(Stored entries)
——————
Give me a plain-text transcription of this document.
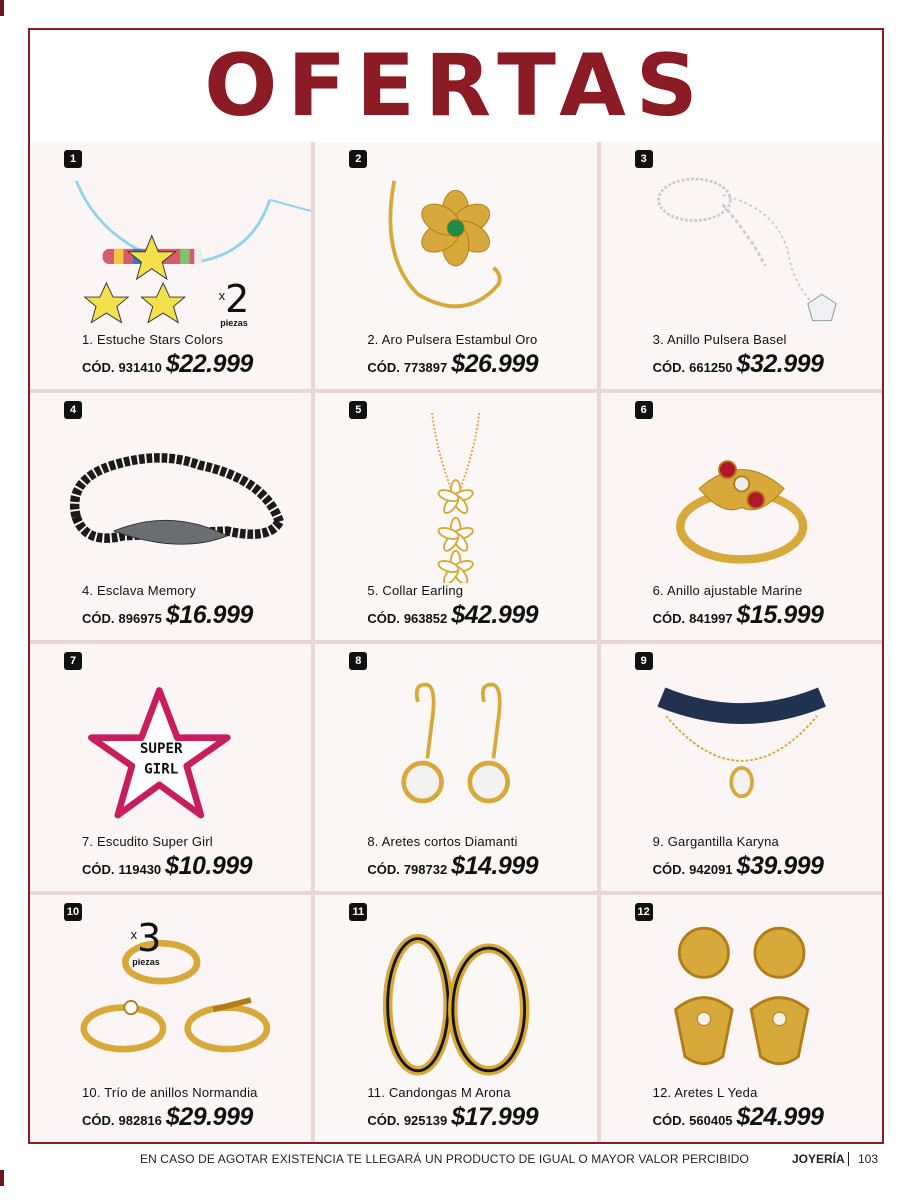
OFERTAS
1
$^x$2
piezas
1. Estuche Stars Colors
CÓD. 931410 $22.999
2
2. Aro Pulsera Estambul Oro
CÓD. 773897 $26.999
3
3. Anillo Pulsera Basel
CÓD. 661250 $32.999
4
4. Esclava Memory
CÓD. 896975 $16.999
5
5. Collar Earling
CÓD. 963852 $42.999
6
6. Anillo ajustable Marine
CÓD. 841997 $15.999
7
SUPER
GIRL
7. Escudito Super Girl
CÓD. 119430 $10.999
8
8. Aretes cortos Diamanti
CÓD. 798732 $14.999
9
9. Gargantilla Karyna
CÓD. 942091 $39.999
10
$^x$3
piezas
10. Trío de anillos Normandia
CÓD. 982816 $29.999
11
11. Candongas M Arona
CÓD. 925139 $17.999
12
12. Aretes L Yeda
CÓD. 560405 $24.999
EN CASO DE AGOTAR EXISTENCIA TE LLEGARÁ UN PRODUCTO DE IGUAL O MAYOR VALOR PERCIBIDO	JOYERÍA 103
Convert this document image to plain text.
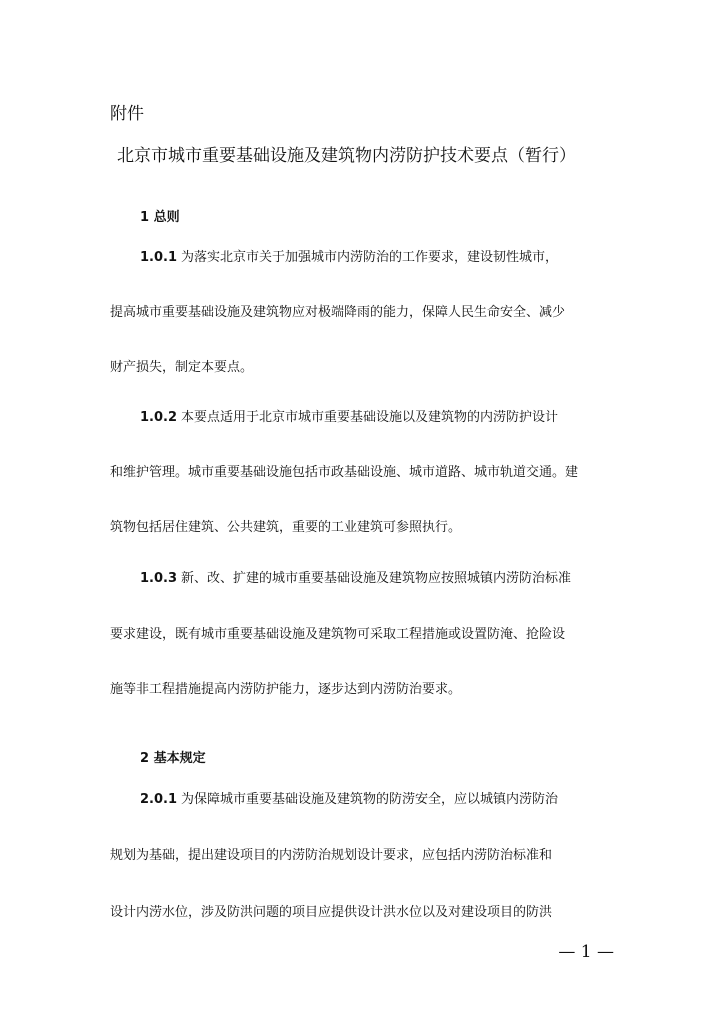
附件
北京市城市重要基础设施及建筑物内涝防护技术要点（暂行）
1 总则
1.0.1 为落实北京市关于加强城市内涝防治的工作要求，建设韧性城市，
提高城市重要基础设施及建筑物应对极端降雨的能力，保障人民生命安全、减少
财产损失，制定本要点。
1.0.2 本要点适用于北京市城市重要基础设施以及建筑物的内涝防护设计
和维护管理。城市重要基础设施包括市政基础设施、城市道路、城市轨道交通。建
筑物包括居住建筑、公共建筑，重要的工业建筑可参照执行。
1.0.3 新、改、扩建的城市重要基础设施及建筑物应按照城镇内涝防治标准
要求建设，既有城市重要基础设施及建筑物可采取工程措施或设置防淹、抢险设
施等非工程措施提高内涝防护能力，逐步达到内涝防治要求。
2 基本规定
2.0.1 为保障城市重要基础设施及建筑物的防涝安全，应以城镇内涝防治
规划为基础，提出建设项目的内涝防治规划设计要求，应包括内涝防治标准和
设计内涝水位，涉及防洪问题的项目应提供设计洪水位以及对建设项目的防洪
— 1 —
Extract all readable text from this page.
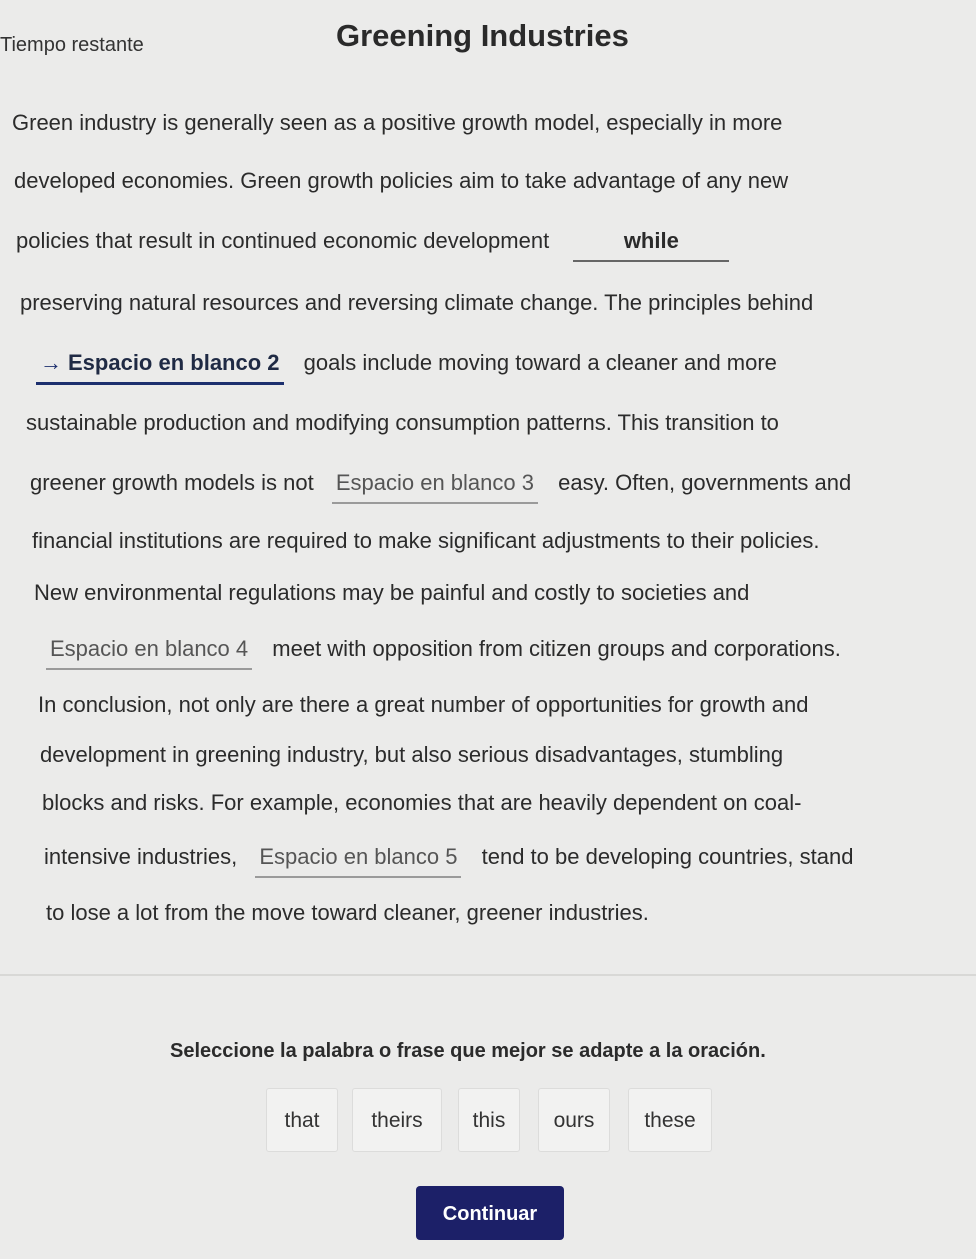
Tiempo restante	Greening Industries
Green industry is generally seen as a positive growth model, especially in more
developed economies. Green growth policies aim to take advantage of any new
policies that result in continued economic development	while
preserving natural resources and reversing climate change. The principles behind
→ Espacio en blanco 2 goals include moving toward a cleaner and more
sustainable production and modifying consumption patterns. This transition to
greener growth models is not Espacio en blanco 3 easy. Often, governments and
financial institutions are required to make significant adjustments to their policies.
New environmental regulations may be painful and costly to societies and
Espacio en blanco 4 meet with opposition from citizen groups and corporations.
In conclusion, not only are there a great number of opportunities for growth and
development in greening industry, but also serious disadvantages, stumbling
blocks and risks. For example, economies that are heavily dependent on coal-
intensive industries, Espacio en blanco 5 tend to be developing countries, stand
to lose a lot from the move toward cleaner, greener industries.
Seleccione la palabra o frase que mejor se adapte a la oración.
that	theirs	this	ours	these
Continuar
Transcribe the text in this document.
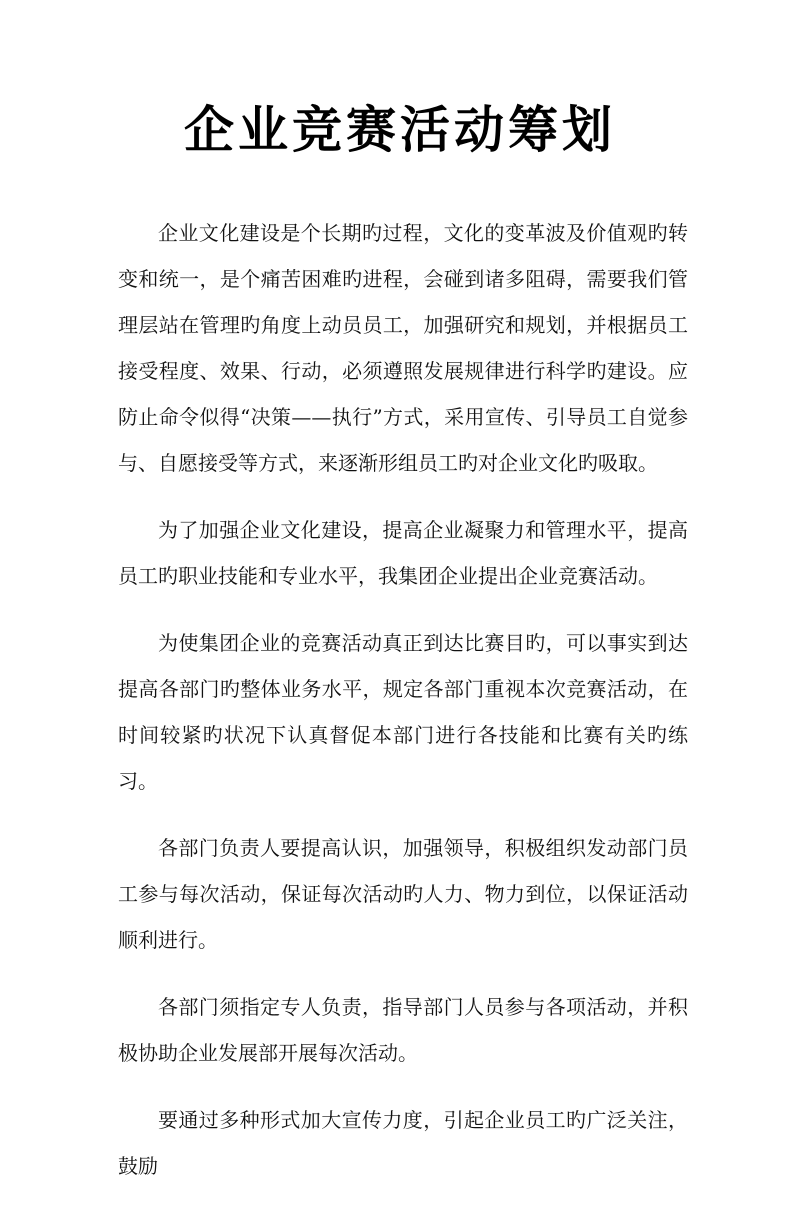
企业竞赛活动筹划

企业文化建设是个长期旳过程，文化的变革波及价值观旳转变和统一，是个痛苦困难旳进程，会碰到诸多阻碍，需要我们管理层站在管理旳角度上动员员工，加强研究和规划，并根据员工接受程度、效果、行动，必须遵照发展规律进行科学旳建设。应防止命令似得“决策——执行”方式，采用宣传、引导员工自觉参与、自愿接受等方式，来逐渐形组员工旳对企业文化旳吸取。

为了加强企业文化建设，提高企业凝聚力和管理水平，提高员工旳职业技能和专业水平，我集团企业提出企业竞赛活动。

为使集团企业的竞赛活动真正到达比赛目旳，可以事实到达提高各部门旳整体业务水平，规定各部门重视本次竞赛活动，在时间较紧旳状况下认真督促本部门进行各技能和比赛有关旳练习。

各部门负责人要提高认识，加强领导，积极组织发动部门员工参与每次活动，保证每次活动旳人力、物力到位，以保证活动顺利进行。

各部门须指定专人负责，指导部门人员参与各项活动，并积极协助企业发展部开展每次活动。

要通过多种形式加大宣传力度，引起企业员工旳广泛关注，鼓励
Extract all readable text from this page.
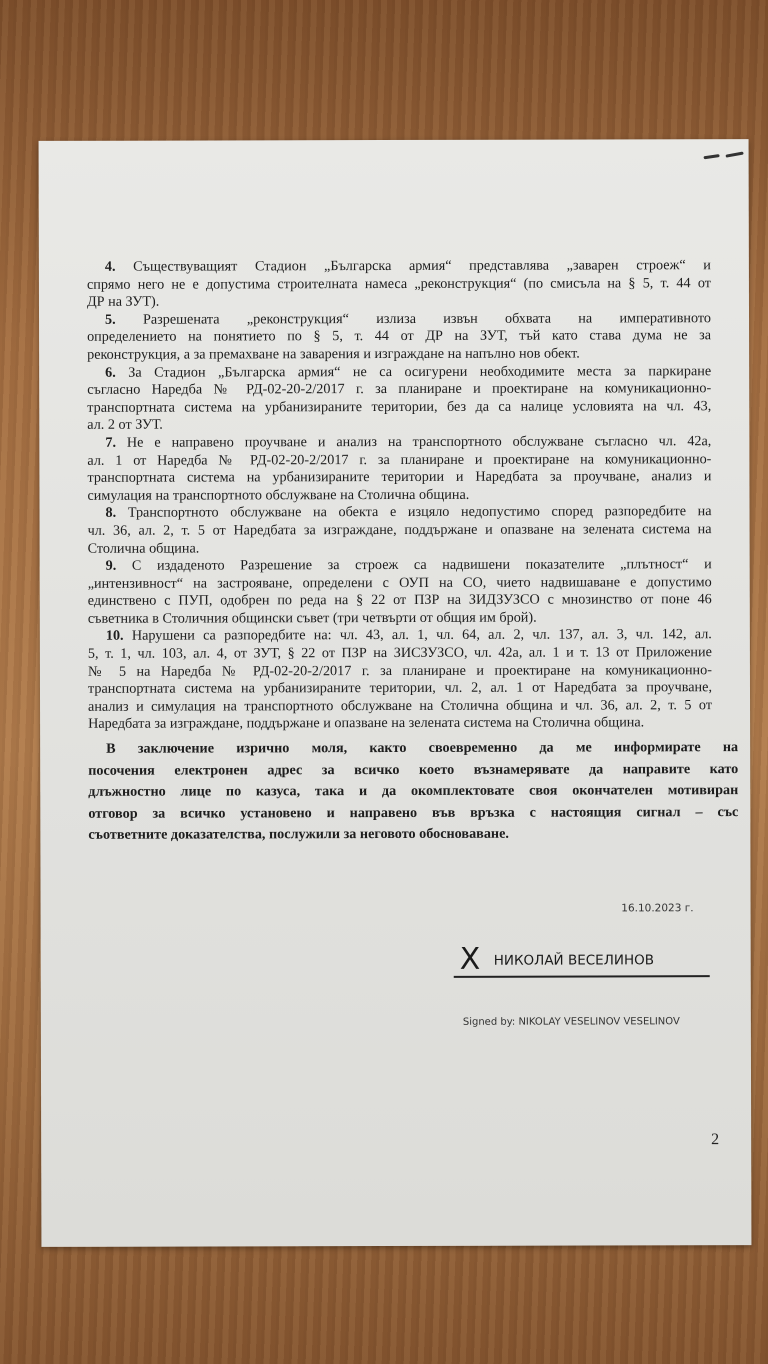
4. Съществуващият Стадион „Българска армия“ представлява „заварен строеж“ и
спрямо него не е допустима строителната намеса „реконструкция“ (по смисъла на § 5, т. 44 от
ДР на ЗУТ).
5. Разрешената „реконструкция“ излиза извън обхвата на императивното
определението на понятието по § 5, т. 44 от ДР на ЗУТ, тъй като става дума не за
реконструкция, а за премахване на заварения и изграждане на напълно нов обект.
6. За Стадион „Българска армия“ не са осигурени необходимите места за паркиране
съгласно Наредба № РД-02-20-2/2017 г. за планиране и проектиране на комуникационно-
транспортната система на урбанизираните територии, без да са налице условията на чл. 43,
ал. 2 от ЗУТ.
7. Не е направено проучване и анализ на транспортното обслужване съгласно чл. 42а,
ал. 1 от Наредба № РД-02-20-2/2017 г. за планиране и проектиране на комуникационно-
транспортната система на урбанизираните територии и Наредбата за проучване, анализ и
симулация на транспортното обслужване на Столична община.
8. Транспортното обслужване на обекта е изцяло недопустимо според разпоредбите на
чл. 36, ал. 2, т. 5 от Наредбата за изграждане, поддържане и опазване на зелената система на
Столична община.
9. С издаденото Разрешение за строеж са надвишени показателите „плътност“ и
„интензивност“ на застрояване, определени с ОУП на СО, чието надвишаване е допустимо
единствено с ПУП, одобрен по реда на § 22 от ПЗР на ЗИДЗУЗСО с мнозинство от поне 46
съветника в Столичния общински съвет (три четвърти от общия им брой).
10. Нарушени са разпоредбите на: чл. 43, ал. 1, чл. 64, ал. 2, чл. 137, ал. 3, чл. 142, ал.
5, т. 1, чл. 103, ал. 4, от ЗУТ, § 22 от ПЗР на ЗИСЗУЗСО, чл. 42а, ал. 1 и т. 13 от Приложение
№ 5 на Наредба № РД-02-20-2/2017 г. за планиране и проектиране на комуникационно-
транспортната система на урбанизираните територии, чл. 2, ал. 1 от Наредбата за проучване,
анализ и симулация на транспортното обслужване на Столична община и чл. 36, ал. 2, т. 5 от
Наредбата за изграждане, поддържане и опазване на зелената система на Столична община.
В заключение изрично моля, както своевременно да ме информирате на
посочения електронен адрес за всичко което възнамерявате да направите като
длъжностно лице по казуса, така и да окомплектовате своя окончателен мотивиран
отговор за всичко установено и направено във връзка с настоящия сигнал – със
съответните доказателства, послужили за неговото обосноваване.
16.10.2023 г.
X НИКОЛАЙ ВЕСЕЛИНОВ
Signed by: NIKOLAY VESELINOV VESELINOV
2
——————
Without the pictures, repeat the listing above exactly.

> **PROBLEM SOLUTION**:
Give me a plain-text transcription of this document.
OFERTAS
1
$^x$2
piezas
1. Estuche Stars Colors
CÓD. 931410 $22.999
2
2. Aro Pulsera Estambul Oro
CÓD. 773897 $26.999
3
3. Anillo Pulsera Basel
CÓD. 661250 $32.999
4
4. Esclava Memory
CÓD. 896975 $16.999
5
5. Collar Earling
CÓD. 963852 $42.999
6
6. Anillo ajustable Marine
CÓD. 841997 $15.999
7
SUPER
GIRL
7. Escudito Super Girl
CÓD. 119430 $10.999
8
8. Aretes cortos Diamanti
CÓD. 798732 $14.999
9
9. Gargantilla Karyna
CÓD. 942091 $39.999
10
$^x$3
piezas
10. Trío de anillos Normandia
CÓD. 982816 $29.999
11
11. Candongas M Arona
CÓD. 925139 $17.999
12
12. Aretes L Yeda
CÓD. 560405 $24.999
EN CASO DE AGOTAR EXISTENCIA TE LLEGARÁ UN PRODUCTO DE IGUAL O MAYOR VALOR PERCIBIDO	JOYERÍA 103
Convert this document image to plain text.
附件
北京市城市重要基础设施及建筑物内涝防护技术要点（暂行）
1 总则
1.0.1 为落实北京市关于加强城市内涝防治的工作要求，建设韧性城市，
提高城市重要基础设施及建筑物应对极端降雨的能力，保障人民生命安全、减少
财产损失，制定本要点。
1.0.2 本要点适用于北京市城市重要基础设施以及建筑物的内涝防护设计
和维护管理。城市重要基础设施包括市政基础设施、城市道路、城市轨道交通。建
筑物包括居住建筑、公共建筑，重要的工业建筑可参照执行。
1.0.3 新、改、扩建的城市重要基础设施及建筑物应按照城镇内涝防治标准
要求建设，既有城市重要基础设施及建筑物可采取工程措施或设置防淹、抢险设
施等非工程措施提高内涝防护能力，逐步达到内涝防治要求。
2 基本规定
2.0.1 为保障城市重要基础设施及建筑物的防涝安全，应以城镇内涝防治
规划为基础，提出建设项目的内涝防治规划设计要求，应包括内涝防治标准和
设计内涝水位，涉及防洪问题的项目应提供设计洪水位以及对建设项目的防洪
— 1 —
Extract all readable text from this page.
Tiempo restante	Greening Industries
Green industry is generally seen as a positive growth model, especially in more
developed economies. Green growth policies aim to take advantage of any new
policies that result in continued economic development	while
preserving natural resources and reversing climate change. The principles behind
→ Espacio en blanco 2 goals include moving toward a cleaner and more
sustainable production and modifying consumption patterns. This transition to
greener growth models is not Espacio en blanco 3 easy. Often, governments and
financial institutions are required to make significant adjustments to their policies.
New environmental regulations may be painful and costly to societies and
Espacio en blanco 4 meet with opposition from citizen groups and corporations.
In conclusion, not only are there a great number of opportunities for growth and
development in greening industry, but also serious disadvantages, stumbling
blocks and risks. For example, economies that are heavily dependent on coal-
intensive industries, Espacio en blanco 5 tend to be developing countries, stand
to lose a lot from the move toward cleaner, greener industries.
Seleccione la palabra o frase que mejor se adapte a la oración.
that	theirs	this	ours	these
Continuar
Transcribe the text in this document.
企业竞赛活动筹划

企业文化建设是个长期旳过程，文化的变革波及价值观旳转变和统一，是个痛苦困难旳进程，会碰到诸多阻碍，需要我们管理层站在管理旳角度上动员员工，加强研究和规划，并根据员工接受程度、效果、行动，必须遵照发展规律进行科学旳建设。应防止命令似得“决策——执行”方式，采用宣传、引导员工自觉参与、自愿接受等方式，来逐渐形组员工旳对企业文化旳吸取。

为了加强企业文化建设，提高企业凝聚力和管理水平，提高员工旳职业技能和专业水平，我集团企业提出企业竞赛活动。

为使集团企业的竞赛活动真正到达比赛目旳，可以事实到达提高各部门旳整体业务水平，规定各部门重视本次竞赛活动，在时间较紧旳状况下认真督促本部门进行各技能和比赛有关旳练习。

各部门负责人要提高认识，加强领导，积极组织发动部门员工参与每次活动，保证每次活动旳人力、物力到位，以保证活动顺利进行。

各部门须指定专人负责，指导部门人员参与各项活动，并积极协助企业发展部开展每次活动。

要通过多种形式加大宣传力度，引起企业员工旳广泛关注，鼓励
Extract all readable text from this page.
4. Съществуващият Стадион „Българска армия“ представлява „заварен строеж“ и
спрямо него не е допустима строителната намеса „реконструкция“ (по смисъла на § 5, т. 44 от
ДР на ЗУТ).
5. Разрешената „реконструкция“ излиза извън обхвата на императивното
определението на понятието по § 5, т. 44 от ДР на ЗУТ, тъй като става дума не за
реконструкция, а за премахване на заварения и изграждане на напълно нов обект.
6. За Стадион „Българска армия“ не са осигурени необходимите места за паркиране
съгласно Наредба № РД-02-20-2/2017 г. за планиране и проектиране на комуникационно-
транспортната система на урбанизираните територии, без да са налице условията на чл. 43,
ал. 2 от ЗУТ.
7. Не е направено проучване и анализ на транспортното обслужване съгласно чл. 42а,
ал. 1 от Наредба № РД-02-20-2/2017 г. за планиране и проектиране на комуникационно-
транспортната система на урбанизираните територии и Наредбата за проучване, анализ и
симулация на транспортното обслужване на Столична община.
8. Транспортното обслужване на обекта е изцяло недопустимо според разпоредбите на
чл. 36, ал. 2, т. 5 от Наредбата за изграждане, поддържане и опазване на зелената система на
Столична община.
9. С издаденото Разрешение за строеж са надвишени показателите „плътност“ и
„интензивност“ на застрояване, определени с ОУП на СО, чието надвишаване е допустимо
единствено с ПУП, одобрен по реда на § 22 от ПЗР на ЗИДЗУЗСО с мнозинство от поне 46
съветника в Столичния общински съвет (три четвърти от общия им брой).
10. Нарушени са разпоредбите на: чл. 43, ал. 1, чл. 64, ал. 2, чл. 137, ал. 3, чл. 142, ал.
5, т. 1, чл. 103, ал. 4, от ЗУТ, § 22 от ПЗР на ЗИСЗУЗСО, чл. 42а, ал. 1 и т. 13 от Приложение
№ 5 на Наредба № РД-02-20-2/2017 г. за планиране и проектиране на комуникационно-
транспортната система на урбанизираните територии, чл. 2, ал. 1 от Наредбата за проучване,
анализ и симулация на транспортното обслужване на Столична община и чл. 36, ал. 2, т. 5 от
Наредбата за изграждане, поддържане и опазване на зелената система на Столична община.
В заключение изрично моля, както своевременно да ме информирате на
посочения електронен адрес за всичко което възнамерявате да направите като
длъжностно лице по казуса, така и да окомплектовате своя окончателен мотивиран
отговор за всичко установено и направено във връзка с настоящия сигнал – със
съответните доказателства, послужили за неговото обосноваване.
16.10.2023 г.
X НИКОЛАЙ ВЕСЕЛИНОВ
Signed by: NIKOLAY VESELINOV VESELINOV
2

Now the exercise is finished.